-- START OF PROVIDED DATA --
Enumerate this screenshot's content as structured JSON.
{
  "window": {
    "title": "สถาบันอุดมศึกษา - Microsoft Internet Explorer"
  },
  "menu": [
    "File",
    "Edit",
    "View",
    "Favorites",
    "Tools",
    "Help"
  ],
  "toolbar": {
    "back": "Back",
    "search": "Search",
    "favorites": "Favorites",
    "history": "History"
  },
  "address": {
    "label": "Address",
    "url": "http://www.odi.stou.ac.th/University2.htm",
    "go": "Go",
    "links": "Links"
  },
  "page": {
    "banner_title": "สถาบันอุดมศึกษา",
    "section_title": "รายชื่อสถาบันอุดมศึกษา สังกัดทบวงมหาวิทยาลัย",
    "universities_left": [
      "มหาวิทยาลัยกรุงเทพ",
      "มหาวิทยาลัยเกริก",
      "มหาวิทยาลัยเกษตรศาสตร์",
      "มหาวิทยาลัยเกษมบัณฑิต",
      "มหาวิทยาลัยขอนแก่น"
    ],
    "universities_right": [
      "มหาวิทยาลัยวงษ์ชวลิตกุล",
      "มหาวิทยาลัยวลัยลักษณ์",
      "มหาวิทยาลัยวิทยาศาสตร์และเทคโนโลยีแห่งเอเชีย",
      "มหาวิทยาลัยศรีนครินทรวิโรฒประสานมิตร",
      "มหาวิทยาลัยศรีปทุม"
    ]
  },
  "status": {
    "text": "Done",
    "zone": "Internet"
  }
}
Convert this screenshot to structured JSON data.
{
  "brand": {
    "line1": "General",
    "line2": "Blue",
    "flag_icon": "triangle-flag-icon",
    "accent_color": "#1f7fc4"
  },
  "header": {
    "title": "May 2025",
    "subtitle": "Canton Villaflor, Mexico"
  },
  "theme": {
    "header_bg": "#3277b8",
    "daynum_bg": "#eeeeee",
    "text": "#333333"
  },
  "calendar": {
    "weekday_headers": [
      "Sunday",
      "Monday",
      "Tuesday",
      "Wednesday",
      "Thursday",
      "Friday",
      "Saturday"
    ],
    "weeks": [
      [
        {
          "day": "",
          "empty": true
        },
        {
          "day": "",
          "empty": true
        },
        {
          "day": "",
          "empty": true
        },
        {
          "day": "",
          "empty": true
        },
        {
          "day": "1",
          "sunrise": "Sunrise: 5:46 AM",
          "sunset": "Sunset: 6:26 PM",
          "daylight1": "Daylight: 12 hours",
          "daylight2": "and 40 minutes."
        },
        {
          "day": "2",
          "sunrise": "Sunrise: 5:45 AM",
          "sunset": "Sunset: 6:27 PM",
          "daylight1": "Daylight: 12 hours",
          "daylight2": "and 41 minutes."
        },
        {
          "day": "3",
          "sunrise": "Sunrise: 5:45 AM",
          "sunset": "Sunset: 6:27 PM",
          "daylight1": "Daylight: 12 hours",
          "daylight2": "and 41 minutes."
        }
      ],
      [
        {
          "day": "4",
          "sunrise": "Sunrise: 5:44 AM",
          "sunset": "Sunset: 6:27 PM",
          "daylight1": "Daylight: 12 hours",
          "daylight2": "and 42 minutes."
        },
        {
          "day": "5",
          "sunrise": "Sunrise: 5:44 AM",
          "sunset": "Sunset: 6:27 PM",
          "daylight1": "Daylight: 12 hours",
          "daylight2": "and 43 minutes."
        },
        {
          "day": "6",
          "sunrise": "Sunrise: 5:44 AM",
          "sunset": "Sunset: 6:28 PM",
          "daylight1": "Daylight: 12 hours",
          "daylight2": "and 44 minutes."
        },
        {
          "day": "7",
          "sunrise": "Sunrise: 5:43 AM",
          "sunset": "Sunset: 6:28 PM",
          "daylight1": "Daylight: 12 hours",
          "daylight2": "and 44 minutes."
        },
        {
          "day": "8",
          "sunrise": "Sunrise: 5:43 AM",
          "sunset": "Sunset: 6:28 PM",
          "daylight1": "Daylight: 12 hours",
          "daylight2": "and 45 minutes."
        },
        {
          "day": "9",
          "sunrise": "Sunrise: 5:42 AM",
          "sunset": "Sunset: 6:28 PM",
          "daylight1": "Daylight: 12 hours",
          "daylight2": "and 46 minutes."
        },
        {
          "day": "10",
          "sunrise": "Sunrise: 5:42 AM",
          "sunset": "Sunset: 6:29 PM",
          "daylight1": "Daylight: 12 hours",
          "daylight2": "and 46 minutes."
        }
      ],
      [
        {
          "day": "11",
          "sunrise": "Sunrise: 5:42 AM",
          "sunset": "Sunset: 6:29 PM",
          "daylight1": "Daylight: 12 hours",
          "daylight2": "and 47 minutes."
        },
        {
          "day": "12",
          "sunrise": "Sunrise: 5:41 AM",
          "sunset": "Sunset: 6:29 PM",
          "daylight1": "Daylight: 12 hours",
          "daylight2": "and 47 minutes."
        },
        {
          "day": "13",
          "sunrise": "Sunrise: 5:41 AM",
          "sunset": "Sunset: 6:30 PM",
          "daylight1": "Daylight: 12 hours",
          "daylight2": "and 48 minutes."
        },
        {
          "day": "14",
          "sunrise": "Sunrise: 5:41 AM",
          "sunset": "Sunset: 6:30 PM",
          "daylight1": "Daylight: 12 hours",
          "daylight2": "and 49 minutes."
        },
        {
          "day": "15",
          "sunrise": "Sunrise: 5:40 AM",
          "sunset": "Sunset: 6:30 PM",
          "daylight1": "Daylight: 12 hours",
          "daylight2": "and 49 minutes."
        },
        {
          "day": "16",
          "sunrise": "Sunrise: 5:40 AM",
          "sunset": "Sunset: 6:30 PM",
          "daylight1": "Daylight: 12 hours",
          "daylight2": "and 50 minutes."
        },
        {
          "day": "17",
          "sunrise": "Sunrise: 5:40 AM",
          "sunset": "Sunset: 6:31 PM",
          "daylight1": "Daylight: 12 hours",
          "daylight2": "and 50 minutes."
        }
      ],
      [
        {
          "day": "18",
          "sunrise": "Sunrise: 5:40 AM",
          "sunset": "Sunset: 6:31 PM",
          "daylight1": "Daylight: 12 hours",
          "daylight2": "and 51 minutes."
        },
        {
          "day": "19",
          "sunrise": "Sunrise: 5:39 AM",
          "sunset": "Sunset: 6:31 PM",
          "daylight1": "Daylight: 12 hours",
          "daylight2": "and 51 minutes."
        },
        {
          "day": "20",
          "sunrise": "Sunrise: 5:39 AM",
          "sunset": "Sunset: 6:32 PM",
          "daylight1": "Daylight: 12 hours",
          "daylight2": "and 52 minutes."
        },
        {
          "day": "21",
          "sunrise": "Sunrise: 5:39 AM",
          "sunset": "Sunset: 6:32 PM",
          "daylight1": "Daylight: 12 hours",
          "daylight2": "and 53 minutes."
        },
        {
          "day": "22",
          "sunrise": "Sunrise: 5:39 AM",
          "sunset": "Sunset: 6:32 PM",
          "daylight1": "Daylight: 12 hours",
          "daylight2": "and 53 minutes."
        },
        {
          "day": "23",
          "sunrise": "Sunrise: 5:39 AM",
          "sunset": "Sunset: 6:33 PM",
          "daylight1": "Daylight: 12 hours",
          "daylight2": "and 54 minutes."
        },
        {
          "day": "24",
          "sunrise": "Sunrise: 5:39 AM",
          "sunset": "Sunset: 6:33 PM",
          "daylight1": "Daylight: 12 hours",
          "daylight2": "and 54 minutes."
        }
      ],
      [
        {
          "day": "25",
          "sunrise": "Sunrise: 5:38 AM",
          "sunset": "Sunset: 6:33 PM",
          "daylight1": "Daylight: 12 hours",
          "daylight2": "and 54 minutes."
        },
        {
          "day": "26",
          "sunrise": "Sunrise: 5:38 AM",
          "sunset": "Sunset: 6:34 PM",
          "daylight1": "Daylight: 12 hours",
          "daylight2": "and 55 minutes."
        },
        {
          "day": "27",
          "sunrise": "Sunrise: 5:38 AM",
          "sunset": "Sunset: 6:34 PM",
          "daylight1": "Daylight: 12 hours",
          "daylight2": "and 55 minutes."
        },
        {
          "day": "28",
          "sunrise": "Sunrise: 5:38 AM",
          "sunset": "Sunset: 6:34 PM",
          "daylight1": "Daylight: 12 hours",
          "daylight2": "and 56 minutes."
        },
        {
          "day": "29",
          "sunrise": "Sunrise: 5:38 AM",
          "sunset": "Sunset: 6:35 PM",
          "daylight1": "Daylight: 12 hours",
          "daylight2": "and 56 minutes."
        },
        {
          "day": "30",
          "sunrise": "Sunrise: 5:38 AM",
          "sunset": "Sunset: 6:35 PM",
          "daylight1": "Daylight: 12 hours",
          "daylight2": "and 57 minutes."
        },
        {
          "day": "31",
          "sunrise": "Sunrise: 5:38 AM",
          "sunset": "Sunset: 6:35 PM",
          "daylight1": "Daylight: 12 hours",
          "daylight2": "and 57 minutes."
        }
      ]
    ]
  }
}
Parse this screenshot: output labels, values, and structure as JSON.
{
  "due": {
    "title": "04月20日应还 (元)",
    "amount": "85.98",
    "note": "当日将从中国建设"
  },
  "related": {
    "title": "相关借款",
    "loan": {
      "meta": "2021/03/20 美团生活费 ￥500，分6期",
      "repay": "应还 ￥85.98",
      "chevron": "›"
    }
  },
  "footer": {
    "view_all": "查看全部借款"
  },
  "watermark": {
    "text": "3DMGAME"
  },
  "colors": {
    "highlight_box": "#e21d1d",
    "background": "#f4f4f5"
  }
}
-- END OF PROVIDED DATA --
• TASK GOAL: Quote every line from the line containing "Parse this screenshot: output" through the closing line of the listing, including both.

• CORRECT RESULT:
Parse this screenshot: output labels, values, and structure as JSON.
{
  "due": {
    "title": "04月20日应还 (元)",
    "amount": "85.98",
    "note": "当日将从中国建设"
  },
  "related": {
    "title": "相关借款",
    "loan": {
      "meta": "2021/03/20 美团生活费 ￥500，分6期",
      "repay": "应还 ￥85.98",
      "chevron": "›"
    }
  },
  "footer": {
    "view_all": "查看全部借款"
  },
  "watermark": {
    "text": "3DMGAME"
  },
  "colors": {
    "highlight_box": "#e21d1d",
    "background": "#f4f4f5"
  }
}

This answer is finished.